■ YOUR GOAL
In the listing below, identify each line with the word "right" and return those lines.

---------- DATA EXCERPTS

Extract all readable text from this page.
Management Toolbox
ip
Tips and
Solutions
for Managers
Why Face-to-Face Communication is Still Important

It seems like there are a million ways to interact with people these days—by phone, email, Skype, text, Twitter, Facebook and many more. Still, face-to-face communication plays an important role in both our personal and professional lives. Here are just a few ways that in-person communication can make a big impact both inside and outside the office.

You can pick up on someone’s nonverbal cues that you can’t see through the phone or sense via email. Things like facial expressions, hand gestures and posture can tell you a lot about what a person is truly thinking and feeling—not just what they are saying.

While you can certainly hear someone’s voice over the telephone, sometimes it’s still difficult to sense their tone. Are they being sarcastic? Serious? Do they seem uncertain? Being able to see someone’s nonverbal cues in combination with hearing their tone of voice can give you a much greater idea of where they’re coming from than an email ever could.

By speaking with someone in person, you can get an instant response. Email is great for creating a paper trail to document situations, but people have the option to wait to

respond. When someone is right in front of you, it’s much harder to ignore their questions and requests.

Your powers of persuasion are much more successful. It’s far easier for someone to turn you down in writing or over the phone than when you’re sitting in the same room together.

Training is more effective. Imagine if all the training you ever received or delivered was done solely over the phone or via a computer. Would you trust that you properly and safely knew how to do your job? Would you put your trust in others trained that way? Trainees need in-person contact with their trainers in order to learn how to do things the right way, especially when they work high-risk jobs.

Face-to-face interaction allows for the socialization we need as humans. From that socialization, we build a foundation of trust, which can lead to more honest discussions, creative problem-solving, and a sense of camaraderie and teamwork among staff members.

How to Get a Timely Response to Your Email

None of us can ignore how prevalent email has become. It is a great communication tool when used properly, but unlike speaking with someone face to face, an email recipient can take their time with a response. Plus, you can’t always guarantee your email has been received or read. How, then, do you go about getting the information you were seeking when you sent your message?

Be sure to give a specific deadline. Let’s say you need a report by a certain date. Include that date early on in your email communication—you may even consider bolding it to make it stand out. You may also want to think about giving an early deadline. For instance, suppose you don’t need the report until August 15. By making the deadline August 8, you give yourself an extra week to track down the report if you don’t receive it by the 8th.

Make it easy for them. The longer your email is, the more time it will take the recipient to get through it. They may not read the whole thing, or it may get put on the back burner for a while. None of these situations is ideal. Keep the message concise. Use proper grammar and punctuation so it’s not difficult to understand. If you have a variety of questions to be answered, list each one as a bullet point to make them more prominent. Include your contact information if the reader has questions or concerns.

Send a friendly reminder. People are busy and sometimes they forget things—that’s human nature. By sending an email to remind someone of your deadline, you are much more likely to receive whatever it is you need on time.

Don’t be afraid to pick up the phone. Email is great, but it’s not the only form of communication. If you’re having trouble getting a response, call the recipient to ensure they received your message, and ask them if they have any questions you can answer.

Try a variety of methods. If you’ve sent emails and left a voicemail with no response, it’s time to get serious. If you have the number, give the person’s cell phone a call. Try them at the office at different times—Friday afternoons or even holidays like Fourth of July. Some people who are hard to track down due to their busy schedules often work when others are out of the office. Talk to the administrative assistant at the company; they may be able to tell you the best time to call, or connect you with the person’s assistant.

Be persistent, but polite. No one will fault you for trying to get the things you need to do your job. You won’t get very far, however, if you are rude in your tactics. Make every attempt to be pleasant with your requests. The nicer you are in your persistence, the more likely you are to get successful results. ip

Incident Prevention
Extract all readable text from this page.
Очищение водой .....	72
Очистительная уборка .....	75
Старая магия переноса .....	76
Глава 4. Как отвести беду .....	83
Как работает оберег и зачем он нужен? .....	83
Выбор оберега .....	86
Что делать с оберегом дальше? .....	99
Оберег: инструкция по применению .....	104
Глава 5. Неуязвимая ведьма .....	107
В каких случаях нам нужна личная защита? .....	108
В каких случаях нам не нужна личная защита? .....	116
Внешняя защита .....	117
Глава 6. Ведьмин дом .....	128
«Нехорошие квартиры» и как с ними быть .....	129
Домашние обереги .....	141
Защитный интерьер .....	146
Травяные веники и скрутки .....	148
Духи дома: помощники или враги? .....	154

--------------------

■ WORKED ANSWER
respond. When someone is right in front of you, it’s much harder to ignore their questions and requests.
Training is more effective. Imagine if all the training you ever received or delivered was done solely over the phone or via a computer. Would you trust that you properly and safely knew how to do your job? Would you put your trust in others trained that way? Trainees need in-person contact with their trainers in order to learn how to do things the right way, especially when they work high-risk jobs.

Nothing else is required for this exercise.